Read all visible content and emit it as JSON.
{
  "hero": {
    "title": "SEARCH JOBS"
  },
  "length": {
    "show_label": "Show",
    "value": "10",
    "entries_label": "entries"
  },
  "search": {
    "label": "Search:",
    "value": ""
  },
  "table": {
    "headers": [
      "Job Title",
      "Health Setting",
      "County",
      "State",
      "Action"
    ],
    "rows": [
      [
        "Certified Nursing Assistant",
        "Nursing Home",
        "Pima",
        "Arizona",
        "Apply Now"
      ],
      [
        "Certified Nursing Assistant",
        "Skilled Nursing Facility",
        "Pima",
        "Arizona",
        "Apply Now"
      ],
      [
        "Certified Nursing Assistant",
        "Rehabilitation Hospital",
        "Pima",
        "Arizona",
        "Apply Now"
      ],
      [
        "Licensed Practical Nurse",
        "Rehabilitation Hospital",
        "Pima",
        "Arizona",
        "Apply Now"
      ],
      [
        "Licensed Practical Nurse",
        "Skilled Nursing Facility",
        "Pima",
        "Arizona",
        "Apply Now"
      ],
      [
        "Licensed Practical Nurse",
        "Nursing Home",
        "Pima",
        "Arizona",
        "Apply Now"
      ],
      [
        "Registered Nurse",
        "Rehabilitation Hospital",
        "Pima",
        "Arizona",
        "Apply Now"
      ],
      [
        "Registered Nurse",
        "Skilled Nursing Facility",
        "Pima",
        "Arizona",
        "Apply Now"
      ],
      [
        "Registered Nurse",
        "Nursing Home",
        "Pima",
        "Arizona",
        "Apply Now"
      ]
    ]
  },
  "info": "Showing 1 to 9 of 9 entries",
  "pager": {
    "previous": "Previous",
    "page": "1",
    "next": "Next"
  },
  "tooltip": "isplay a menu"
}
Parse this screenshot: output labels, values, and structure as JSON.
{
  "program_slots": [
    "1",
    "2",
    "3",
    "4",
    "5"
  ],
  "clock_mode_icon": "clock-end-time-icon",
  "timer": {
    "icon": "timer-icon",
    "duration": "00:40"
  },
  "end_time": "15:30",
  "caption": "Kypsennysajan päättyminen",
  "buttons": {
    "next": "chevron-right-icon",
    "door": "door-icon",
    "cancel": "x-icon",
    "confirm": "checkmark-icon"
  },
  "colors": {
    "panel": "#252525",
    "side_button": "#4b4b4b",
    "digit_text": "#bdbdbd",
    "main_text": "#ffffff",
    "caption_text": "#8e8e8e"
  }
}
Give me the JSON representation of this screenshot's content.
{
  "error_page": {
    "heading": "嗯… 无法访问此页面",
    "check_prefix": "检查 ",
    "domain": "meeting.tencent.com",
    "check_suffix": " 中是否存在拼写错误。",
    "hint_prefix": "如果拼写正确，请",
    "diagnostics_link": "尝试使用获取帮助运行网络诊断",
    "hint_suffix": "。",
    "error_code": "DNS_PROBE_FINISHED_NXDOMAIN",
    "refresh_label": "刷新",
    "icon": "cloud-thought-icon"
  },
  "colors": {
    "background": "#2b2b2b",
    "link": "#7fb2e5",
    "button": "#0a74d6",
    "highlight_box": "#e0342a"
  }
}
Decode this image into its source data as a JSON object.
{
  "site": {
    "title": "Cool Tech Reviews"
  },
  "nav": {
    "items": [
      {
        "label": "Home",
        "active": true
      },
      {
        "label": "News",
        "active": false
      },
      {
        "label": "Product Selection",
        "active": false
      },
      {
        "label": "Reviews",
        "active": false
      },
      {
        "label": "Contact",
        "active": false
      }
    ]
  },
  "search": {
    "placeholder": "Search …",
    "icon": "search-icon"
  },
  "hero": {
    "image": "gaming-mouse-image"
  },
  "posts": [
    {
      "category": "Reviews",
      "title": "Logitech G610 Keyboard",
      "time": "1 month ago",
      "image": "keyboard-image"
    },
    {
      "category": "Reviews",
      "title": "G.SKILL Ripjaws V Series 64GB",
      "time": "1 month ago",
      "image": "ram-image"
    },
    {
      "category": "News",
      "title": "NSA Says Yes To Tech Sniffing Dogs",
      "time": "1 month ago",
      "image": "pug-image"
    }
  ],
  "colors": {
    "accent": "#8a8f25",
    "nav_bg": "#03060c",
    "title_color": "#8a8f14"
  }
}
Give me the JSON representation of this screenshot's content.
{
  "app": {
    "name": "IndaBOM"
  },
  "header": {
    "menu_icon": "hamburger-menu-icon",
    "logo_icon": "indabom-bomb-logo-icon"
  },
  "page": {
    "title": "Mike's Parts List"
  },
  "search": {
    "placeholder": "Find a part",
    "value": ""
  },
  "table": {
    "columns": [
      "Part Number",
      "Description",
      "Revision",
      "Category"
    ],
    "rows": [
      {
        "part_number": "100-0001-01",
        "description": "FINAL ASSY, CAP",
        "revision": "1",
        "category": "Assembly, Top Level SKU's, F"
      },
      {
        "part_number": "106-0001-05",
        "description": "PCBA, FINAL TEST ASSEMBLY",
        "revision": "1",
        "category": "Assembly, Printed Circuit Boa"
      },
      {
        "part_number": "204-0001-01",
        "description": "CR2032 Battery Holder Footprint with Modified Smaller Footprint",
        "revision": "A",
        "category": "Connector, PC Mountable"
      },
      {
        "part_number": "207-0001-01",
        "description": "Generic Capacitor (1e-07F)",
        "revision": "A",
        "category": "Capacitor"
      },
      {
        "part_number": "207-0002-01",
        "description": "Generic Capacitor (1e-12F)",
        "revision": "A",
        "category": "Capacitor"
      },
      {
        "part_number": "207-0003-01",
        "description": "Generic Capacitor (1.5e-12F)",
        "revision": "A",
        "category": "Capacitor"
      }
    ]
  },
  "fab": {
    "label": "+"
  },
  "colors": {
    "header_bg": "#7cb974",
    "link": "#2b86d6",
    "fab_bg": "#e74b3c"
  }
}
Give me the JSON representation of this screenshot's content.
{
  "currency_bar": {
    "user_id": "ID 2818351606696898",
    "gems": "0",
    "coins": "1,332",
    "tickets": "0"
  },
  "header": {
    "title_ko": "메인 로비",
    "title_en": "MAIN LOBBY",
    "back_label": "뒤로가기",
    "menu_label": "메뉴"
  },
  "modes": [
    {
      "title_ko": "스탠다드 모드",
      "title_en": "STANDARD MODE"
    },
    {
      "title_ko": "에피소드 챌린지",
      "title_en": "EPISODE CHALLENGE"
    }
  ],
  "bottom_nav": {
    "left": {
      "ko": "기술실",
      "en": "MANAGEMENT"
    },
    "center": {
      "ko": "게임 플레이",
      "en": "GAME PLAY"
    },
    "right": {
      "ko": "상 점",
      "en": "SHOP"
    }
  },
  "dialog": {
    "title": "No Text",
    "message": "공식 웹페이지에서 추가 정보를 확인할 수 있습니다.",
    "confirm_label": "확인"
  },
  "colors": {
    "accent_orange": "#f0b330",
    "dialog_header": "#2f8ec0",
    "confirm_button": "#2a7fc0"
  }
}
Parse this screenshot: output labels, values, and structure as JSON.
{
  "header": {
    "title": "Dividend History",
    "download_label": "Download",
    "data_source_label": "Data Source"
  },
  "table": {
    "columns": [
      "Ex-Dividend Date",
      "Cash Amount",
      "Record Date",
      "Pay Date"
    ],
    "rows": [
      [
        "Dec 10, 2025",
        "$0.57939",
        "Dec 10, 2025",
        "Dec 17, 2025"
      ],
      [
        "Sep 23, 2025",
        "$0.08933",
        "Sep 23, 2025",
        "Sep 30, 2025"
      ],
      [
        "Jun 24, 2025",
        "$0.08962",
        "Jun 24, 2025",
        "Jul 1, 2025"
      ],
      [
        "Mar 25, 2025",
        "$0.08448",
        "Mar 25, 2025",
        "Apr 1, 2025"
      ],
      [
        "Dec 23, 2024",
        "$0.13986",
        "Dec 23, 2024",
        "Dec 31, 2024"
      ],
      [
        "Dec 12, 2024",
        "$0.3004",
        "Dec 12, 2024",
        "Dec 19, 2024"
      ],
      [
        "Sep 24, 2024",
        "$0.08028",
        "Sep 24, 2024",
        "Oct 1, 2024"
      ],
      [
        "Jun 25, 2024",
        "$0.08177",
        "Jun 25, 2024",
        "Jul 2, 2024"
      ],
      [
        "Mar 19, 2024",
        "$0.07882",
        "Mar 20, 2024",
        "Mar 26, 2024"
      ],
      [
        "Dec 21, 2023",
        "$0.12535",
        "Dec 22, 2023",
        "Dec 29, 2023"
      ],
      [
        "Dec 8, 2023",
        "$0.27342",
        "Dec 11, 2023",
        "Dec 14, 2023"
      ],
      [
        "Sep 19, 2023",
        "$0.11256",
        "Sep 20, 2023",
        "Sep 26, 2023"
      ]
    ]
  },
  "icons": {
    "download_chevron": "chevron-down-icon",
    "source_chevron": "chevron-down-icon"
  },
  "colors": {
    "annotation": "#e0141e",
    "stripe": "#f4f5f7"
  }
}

====

**THE TASK:** Find each line with the string "FINAL" and copy it out.

**RESULT:**
        "description": "FINAL ASSY, CAP",
        "description": "PCBA, FINAL TEST ASSEMBLY",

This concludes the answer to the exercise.